- [Prompt]: Tally the lines of the data that include the word "start" and state the total, nothing else.

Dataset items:

● ● ●

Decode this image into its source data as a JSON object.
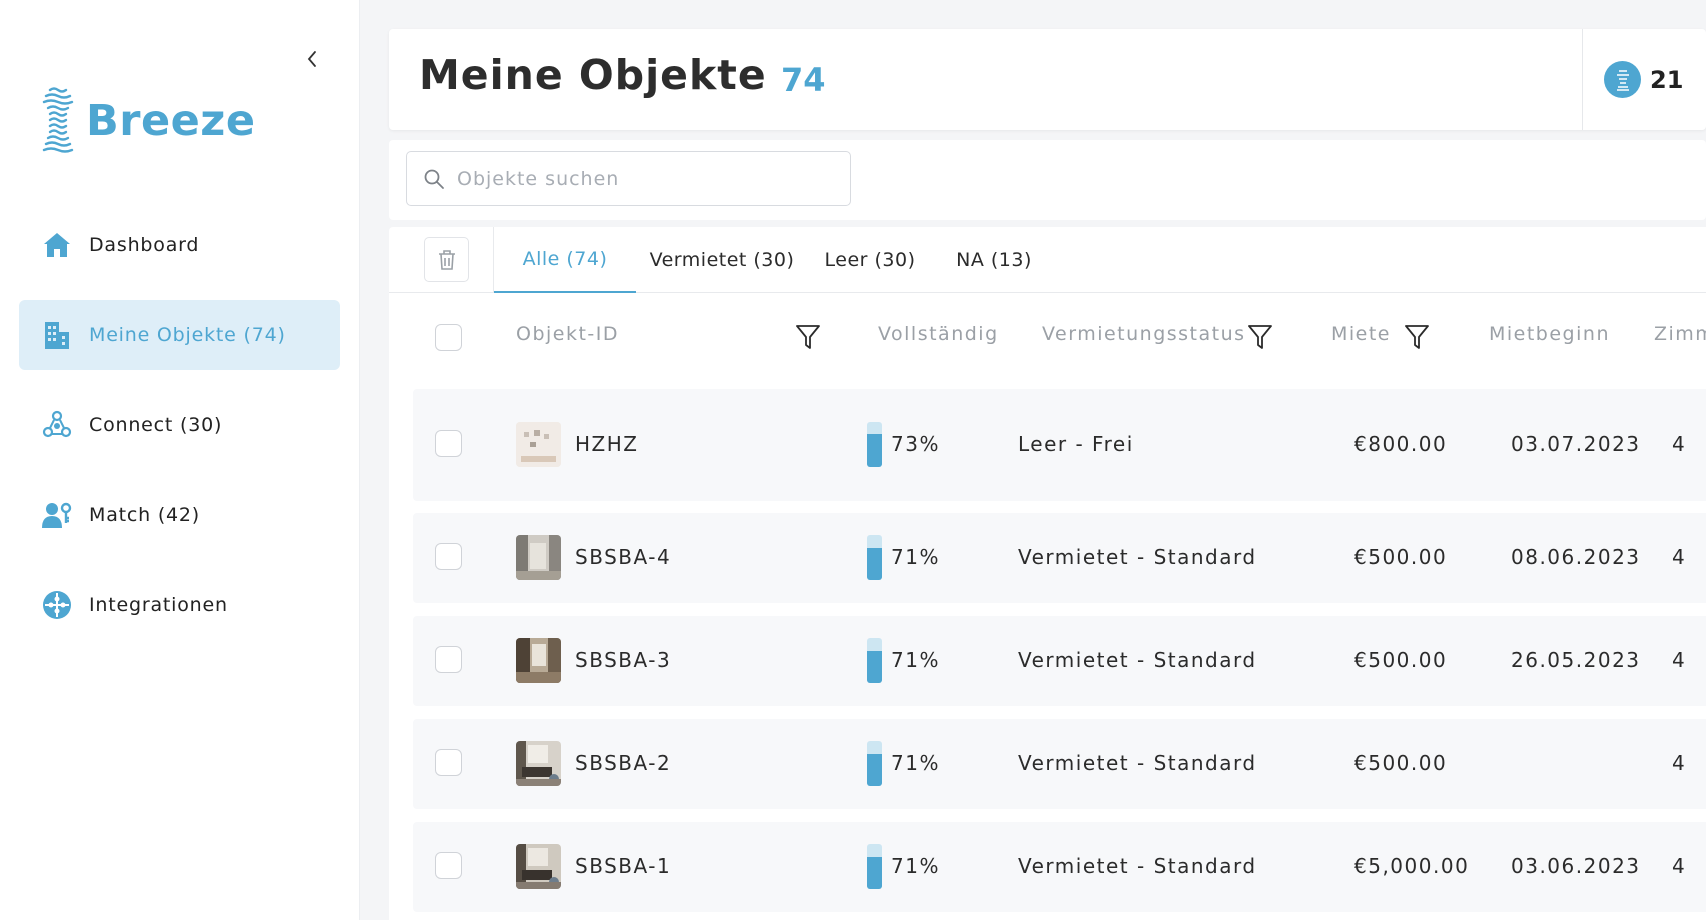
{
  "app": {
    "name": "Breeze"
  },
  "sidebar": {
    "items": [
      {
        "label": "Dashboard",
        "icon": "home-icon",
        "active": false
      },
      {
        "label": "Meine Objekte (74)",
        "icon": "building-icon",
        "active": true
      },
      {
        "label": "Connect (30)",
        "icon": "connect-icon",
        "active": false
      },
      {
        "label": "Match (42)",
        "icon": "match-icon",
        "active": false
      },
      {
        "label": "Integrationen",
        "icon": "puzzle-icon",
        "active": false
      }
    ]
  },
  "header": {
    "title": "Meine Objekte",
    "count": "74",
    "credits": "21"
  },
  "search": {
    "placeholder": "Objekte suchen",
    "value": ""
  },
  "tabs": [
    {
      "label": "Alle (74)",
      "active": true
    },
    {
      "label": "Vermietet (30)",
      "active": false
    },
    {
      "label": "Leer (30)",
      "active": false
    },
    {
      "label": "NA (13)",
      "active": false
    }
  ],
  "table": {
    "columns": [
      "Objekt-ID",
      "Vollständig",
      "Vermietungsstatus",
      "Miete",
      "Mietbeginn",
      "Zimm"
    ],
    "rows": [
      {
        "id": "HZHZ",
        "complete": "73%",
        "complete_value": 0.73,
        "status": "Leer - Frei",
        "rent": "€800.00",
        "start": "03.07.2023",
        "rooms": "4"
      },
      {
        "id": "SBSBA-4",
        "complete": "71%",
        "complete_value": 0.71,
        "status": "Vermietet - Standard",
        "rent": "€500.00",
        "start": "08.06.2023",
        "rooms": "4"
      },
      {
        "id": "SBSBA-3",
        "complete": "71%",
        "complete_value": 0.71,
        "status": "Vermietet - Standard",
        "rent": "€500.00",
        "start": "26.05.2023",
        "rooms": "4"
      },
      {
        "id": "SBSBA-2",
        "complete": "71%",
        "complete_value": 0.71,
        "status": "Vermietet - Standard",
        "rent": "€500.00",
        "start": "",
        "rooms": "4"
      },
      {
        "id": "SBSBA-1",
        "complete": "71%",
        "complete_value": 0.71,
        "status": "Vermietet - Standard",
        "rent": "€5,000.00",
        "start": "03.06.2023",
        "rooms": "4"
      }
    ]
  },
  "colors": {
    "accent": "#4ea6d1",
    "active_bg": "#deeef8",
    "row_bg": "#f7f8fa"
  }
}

● ● ●

- [Exercise answer]: 5